AIM -
Go through the entries below and copy each line containing the word "dashed".

EXERCISE MATERIALS -
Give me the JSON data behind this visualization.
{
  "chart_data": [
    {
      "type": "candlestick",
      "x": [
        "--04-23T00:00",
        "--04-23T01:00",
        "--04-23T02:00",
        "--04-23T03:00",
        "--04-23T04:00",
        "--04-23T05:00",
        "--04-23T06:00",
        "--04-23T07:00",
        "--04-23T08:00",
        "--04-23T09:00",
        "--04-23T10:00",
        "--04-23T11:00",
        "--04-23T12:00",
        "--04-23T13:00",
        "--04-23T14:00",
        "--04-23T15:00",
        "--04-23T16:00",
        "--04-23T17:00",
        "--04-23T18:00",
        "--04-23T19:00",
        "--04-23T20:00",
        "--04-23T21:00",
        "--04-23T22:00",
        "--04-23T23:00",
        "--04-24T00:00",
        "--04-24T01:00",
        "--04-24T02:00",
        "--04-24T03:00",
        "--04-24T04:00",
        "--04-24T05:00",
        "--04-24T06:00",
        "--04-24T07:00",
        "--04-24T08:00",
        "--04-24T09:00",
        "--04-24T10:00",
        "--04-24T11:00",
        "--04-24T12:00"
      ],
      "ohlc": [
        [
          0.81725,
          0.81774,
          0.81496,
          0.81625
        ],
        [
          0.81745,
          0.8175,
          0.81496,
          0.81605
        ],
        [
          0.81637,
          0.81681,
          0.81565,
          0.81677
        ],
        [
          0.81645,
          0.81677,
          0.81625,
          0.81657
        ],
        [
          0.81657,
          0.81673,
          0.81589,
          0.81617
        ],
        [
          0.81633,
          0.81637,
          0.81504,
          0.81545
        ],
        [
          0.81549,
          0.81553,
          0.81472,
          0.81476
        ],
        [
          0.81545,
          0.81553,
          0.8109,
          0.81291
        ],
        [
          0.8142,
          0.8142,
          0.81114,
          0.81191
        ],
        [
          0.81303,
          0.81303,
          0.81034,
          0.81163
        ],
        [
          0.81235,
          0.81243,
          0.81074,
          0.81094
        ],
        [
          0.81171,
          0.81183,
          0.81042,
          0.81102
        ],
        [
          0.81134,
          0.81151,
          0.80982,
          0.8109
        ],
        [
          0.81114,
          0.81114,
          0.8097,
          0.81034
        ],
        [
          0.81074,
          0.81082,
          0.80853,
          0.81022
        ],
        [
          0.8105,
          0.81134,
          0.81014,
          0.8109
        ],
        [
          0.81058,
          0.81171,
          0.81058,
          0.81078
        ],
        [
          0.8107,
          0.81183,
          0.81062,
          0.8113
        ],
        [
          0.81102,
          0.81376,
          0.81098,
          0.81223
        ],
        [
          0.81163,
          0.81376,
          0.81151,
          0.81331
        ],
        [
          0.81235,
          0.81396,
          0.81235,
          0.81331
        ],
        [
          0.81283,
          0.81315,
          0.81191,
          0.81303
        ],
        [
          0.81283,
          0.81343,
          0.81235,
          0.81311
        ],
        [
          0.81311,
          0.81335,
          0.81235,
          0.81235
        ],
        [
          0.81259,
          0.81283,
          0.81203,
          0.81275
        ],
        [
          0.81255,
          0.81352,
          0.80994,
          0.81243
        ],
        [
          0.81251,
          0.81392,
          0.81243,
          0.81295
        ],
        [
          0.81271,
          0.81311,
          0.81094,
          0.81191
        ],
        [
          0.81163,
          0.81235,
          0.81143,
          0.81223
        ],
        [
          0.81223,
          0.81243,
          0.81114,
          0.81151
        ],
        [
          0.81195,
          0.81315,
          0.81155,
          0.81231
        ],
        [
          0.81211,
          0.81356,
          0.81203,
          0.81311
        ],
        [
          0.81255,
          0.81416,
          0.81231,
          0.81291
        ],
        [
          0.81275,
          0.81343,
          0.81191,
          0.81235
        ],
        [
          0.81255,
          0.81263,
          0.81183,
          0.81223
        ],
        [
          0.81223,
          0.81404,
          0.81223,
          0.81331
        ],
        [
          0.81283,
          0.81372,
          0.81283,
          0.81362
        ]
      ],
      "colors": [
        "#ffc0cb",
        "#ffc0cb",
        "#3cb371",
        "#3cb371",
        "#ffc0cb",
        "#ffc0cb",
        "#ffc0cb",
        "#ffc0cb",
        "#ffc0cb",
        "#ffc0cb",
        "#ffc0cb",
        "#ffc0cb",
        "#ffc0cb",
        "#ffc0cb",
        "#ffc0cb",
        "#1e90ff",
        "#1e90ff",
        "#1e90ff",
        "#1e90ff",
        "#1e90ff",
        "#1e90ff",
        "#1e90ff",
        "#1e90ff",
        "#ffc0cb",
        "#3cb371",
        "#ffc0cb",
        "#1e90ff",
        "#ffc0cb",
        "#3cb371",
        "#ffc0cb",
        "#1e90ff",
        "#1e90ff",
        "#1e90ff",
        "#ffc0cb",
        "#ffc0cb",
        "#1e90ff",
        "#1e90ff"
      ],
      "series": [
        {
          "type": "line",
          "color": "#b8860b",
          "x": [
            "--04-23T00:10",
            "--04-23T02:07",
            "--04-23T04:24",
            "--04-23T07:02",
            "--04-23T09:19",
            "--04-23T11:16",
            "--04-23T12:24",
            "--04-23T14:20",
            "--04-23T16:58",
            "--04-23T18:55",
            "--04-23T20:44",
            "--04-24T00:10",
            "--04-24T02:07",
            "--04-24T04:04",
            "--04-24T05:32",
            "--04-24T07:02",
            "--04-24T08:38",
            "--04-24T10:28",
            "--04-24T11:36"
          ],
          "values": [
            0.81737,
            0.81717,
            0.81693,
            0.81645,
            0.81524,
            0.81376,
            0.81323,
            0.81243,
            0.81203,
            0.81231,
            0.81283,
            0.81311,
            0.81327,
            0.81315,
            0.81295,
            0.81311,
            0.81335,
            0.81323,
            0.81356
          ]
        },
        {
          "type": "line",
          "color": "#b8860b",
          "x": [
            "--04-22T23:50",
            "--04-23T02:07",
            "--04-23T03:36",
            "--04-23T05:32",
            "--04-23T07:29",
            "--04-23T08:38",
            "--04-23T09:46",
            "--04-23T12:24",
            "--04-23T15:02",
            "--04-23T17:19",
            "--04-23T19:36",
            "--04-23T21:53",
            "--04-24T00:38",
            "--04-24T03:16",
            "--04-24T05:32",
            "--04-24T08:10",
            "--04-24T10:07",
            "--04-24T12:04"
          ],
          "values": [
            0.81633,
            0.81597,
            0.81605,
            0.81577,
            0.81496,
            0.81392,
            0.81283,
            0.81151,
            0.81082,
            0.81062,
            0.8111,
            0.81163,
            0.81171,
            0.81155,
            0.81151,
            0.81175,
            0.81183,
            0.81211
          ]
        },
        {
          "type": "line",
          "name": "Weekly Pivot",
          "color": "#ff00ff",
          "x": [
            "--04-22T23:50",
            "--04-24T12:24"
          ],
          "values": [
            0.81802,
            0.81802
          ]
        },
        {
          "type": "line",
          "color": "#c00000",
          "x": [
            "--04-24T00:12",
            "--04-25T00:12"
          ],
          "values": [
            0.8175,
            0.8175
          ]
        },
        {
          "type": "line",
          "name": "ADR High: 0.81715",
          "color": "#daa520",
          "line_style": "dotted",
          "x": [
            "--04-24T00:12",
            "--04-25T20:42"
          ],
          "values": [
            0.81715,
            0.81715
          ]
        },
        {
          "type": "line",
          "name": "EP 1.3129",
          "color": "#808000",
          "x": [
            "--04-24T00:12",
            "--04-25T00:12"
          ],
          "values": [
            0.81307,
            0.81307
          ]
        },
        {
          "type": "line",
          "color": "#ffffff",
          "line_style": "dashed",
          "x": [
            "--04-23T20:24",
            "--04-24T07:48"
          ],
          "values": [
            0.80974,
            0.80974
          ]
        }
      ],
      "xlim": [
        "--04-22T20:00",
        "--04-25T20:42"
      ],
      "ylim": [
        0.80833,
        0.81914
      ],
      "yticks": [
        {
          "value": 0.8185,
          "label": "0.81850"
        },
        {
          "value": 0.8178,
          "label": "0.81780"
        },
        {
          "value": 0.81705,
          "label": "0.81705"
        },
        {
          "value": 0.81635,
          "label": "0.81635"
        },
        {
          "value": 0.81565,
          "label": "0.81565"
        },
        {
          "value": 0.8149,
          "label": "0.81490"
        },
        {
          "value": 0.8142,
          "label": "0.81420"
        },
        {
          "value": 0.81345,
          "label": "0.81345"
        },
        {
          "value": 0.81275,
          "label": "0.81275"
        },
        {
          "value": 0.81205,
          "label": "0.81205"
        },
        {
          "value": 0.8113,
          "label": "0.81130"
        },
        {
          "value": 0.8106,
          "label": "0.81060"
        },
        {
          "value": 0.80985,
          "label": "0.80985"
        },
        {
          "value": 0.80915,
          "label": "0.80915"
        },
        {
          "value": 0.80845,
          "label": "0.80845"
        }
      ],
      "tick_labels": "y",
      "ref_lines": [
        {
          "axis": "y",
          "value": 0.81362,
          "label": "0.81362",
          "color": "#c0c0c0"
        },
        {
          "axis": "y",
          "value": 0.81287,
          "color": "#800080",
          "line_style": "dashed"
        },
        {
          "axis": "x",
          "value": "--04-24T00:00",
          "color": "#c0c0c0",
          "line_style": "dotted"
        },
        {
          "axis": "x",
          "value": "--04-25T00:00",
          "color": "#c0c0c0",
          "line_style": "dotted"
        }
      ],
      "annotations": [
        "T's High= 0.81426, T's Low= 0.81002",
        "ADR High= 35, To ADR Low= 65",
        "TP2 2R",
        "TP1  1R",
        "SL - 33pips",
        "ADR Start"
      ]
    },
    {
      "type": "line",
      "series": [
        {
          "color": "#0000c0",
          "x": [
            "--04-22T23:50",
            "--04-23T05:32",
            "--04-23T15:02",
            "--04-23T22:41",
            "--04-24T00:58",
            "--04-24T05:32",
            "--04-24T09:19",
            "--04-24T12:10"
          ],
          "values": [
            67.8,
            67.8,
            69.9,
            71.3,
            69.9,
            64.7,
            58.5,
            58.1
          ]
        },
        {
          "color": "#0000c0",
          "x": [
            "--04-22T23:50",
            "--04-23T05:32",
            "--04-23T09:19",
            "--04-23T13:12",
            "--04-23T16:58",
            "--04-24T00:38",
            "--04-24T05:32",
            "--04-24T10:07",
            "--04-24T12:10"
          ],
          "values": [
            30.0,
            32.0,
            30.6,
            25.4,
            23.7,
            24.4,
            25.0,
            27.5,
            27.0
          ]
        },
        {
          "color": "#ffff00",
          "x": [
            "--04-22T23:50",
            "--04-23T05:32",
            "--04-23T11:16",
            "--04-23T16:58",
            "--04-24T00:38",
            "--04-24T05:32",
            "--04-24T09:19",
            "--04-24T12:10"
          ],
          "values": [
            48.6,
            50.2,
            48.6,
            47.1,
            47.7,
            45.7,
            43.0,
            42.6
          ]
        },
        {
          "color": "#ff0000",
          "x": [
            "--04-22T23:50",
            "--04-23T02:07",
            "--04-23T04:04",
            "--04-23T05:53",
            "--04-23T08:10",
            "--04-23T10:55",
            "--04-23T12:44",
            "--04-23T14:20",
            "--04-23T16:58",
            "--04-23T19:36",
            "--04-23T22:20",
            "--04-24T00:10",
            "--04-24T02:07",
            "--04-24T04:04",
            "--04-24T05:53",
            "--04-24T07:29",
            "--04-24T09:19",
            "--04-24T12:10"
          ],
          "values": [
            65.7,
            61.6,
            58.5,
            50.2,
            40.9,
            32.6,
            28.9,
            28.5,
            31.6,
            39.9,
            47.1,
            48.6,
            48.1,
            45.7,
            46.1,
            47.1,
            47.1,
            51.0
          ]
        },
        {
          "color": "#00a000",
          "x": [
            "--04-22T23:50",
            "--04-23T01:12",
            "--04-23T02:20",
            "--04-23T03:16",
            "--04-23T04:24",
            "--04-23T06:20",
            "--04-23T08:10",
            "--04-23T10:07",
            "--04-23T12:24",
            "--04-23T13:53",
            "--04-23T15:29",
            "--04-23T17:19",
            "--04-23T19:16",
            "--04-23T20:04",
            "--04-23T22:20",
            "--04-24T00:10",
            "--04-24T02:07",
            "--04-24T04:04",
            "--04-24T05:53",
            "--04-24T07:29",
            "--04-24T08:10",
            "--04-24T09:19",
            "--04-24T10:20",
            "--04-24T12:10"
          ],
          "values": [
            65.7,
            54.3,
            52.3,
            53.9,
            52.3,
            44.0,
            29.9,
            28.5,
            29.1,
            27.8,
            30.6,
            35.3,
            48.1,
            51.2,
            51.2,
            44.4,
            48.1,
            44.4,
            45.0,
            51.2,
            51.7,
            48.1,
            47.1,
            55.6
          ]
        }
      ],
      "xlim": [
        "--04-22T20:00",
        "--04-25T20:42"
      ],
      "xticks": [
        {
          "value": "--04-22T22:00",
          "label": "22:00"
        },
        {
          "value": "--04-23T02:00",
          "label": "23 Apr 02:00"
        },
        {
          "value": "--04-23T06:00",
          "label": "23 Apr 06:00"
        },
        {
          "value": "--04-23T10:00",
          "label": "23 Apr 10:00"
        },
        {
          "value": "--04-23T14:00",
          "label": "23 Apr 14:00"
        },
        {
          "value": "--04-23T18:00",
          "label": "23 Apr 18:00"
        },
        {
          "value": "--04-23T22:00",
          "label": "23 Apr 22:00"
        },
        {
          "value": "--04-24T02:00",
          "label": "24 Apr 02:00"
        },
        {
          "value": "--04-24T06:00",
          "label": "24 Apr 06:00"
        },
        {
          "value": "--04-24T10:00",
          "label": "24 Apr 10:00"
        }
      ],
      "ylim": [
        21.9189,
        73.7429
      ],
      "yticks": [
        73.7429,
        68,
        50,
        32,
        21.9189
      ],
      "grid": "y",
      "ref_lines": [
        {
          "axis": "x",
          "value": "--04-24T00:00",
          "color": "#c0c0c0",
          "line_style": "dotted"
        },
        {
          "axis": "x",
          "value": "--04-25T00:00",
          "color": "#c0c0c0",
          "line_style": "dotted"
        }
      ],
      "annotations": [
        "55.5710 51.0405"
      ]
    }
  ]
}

ANSWER TO THIS EXERCISE -
          "line_style": "dashed",
          "line_style": "dashed"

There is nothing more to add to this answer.